▶ [Short task]:
Leave out the pictures, then reproduce the rest of the material exactly.

▶ [Records supplied]:

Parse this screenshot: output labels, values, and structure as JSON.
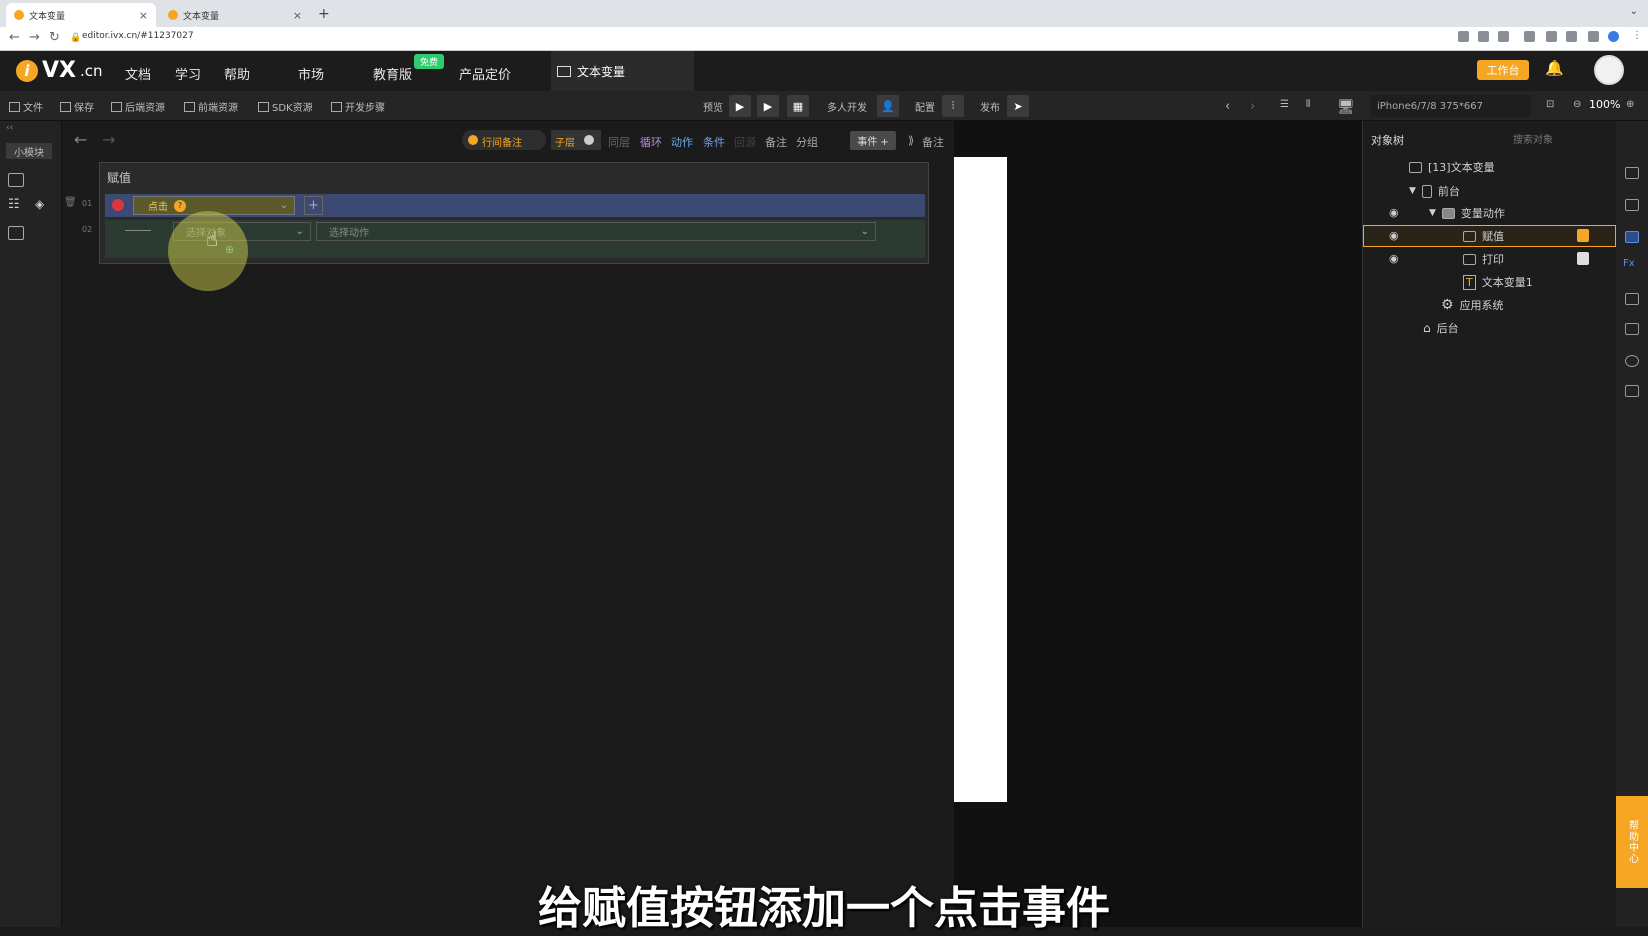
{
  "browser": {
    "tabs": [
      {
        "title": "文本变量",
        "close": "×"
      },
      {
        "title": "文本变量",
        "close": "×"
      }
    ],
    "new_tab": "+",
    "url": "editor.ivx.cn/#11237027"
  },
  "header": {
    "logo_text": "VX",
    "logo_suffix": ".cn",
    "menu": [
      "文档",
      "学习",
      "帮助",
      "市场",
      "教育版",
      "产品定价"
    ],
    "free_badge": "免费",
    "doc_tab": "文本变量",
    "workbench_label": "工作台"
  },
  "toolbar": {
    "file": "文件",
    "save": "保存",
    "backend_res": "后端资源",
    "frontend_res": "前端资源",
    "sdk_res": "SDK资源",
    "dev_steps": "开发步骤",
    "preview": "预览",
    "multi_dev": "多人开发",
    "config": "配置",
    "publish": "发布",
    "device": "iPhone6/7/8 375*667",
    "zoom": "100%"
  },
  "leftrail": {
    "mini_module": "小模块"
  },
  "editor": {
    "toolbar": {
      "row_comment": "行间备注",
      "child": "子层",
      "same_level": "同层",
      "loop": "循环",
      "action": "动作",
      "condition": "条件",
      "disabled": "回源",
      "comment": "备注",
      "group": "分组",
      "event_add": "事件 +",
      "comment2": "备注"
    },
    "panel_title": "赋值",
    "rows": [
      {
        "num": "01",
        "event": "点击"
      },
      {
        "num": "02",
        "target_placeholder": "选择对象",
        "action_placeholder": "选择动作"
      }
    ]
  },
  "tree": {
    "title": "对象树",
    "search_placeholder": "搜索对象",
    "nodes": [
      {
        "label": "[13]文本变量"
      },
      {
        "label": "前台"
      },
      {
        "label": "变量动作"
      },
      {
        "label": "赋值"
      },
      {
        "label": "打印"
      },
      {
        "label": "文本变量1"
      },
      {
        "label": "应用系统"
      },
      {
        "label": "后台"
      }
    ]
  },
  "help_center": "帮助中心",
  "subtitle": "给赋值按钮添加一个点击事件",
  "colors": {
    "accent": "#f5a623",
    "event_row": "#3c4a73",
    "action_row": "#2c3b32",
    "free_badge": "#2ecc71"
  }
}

▶ [Exercise response]:
Parse this screenshot: output labels, values, and structure as JSON.
{
  "browser": {
    "tabs": [
      {
        "title": "文本变量",
        "close": "×"
      },
      {
        "title": "文本变量",
        "close": "×"
      }
    ],
    "new_tab": "+",
    "url": "editor.ivx.cn/#11237027"
  },
  "header": {
    "logo_text": "VX",
    "logo_suffix": ".cn",
    "menu": [
      "文档",
      "学习",
      "帮助",
      "市场",
      "教育版",
      "产品定价"
    ],
    "free_badge": "免费",
    "doc_tab": "文本变量",
    "workbench_label": "工作台"
  },
  "toolbar": {
    "file": "文件",
    "save": "保存",
    "backend_res": "后端资源",
    "frontend_res": "前端资源",
    "sdk_res": "SDK资源",
    "dev_steps": "开发步骤",
    "preview": "预览",
    "multi_dev": "多人开发",
    "config": "配置",
    "publish": "发布",
    "device": "iPhone6/7/8 375*667",
    "zoom": "100%"
  },
  "leftrail": {
    "mini_module": "小模块"
  },
  "editor": {
    "toolbar": {
      "row_comment": "行间备注",
      "child": "子层",
      "same_level": "同层",
      "loop": "循环",
      "action": "动作",
      "condition": "条件",
      "disabled": "回源",
      "comment": "备注",
      "group": "分组",
      "event_add": "事件 +",
      "comment2": "备注"
    },
    "panel_title": "赋值",
    "rows": [
      {
        "num": "01",
        "event": "点击"
      },
      {
        "num": "02",
        "target_placeholder": "选择对象",
        "action_placeholder": "选择动作"
      }
    ]
  },
  "tree": {
    "title": "对象树",
    "search_placeholder": "搜索对象",
    "nodes": [
      {
        "label": "[13]文本变量"
      },
      {
        "label": "前台"
      },
      {
        "label": "变量动作"
      },
      {
        "label": "赋值"
      },
      {
        "label": "打印"
      },
      {
        "label": "文本变量1"
      },
      {
        "label": "应用系统"
      },
      {
        "label": "后台"
      }
    ]
  },
  "help_center": "帮助中心",
  "subtitle": "给赋值按钮添加一个点击事件",
  "colors": {
    "accent": "#f5a623",
    "event_row": "#3c4a73",
    "action_row": "#2c3b32",
    "free_badge": "#2ecc71"
  }
}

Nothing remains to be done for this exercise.